TASK OBJECTIVE -> Scan the material below and report how many lines include the string "komma"; nothing else belongs in the reply.
----- PROVIDED RECORDS -----
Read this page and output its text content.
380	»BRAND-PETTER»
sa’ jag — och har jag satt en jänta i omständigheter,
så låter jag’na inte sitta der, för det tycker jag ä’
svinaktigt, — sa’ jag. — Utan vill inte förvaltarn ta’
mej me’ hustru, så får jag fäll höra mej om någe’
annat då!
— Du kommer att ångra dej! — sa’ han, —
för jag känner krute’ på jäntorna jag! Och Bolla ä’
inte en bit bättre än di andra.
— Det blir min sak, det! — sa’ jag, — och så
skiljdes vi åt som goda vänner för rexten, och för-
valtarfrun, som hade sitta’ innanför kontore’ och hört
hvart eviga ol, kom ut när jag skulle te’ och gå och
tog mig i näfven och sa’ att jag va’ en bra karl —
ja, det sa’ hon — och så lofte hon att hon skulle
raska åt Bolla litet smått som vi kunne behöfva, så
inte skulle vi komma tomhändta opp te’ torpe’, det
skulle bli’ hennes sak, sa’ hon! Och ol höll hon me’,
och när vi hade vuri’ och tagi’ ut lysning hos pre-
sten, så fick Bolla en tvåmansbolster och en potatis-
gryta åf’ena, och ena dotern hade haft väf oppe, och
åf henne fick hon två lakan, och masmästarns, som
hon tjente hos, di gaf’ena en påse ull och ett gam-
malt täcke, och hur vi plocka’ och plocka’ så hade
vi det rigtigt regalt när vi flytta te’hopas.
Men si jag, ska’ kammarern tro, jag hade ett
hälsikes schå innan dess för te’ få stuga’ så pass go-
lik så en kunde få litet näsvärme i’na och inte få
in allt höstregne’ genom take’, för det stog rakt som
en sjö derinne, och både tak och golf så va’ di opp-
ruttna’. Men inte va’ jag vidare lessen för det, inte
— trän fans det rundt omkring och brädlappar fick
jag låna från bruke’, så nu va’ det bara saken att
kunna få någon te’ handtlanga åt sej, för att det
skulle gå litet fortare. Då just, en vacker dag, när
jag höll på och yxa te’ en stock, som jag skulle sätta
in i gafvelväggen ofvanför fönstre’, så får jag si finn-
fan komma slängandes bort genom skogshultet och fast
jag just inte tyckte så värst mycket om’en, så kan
-----
EXERCISE SOLUTION -> 2